__SHORT TASK__. Pick out every line with the word "kind" and copy it.
--- RECORDS FOR THIS EXERCISE ---
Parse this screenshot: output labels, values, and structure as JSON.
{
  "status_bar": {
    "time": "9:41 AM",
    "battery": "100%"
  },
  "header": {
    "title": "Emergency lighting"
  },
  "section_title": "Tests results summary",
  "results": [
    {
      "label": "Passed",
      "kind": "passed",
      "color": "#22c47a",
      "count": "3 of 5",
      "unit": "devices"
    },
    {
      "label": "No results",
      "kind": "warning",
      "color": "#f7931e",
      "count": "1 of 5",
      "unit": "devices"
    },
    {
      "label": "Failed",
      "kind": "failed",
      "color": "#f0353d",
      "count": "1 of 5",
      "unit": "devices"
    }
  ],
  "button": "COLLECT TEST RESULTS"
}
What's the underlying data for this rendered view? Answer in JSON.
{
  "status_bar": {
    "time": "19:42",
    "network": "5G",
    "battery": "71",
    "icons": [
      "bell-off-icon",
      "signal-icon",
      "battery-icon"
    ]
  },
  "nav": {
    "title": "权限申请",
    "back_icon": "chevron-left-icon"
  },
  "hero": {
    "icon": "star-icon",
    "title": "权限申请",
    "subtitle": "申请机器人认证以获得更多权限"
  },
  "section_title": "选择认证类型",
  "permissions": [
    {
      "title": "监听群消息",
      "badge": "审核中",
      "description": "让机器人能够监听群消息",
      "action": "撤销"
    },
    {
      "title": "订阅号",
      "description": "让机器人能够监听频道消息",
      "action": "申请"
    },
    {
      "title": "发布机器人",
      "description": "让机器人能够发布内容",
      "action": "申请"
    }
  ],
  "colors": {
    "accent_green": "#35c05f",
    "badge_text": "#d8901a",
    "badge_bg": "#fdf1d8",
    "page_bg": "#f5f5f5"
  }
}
---
__TASK OUTPUT__.
      "kind": "passed",
      "kind": "warning",
      "kind": "failed",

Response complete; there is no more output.